====== Records for this exercise
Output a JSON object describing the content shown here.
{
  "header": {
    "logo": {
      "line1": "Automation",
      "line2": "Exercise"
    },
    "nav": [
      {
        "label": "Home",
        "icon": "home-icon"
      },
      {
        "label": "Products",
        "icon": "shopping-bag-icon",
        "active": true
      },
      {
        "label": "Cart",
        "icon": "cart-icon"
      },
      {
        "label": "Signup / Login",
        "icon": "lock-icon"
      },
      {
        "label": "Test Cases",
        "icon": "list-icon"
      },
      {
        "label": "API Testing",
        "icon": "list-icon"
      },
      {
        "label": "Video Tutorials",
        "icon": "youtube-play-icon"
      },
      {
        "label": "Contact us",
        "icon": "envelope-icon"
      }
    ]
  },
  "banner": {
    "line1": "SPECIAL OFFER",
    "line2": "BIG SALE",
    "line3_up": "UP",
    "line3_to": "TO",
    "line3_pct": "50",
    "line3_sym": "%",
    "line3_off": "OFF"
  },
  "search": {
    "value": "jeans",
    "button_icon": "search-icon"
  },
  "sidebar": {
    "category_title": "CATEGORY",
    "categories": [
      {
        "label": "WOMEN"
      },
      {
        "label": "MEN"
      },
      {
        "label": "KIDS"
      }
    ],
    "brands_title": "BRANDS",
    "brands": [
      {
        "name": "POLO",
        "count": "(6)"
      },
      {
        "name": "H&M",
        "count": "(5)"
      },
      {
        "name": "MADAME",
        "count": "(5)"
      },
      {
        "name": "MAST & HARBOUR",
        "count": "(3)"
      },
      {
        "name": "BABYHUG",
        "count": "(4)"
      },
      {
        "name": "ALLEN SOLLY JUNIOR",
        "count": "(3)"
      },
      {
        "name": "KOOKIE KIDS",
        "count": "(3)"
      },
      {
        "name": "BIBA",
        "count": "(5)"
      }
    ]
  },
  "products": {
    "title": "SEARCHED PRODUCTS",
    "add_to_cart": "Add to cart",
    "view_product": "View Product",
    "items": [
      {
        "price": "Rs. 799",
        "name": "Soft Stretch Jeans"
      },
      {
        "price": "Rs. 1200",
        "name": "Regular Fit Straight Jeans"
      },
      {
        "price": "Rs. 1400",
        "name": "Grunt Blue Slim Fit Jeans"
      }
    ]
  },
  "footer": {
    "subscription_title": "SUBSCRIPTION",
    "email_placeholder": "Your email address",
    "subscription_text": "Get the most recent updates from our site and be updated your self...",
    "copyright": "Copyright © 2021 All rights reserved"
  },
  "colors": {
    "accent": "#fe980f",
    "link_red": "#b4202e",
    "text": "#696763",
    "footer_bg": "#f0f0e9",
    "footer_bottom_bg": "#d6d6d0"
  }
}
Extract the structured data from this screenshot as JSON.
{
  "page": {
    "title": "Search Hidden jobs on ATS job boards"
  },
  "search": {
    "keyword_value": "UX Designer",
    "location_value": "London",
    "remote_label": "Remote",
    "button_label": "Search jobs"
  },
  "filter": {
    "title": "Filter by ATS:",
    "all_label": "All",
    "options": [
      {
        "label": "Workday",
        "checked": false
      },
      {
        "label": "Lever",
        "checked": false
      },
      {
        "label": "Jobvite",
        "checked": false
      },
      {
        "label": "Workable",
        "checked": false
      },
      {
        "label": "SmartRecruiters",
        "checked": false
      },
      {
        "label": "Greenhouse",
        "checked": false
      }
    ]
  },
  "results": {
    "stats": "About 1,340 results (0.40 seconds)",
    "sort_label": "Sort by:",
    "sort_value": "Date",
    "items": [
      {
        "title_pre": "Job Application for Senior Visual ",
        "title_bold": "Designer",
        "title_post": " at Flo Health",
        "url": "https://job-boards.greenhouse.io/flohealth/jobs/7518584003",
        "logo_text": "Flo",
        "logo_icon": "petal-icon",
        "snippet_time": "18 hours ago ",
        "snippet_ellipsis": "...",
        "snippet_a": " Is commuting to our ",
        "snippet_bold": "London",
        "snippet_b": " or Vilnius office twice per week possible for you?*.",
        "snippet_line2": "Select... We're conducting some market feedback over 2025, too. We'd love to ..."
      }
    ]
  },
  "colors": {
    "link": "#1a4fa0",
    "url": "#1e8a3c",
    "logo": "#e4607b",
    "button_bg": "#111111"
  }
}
============
→ What you will do
Search the listing for the string "boards". Copy each line where it turns up.

→ Result
    "title": "Search Hidden jobs on ATS job boards"
        "url": "https://job-boards.greenhouse.io/flohealth/jobs/7518584003",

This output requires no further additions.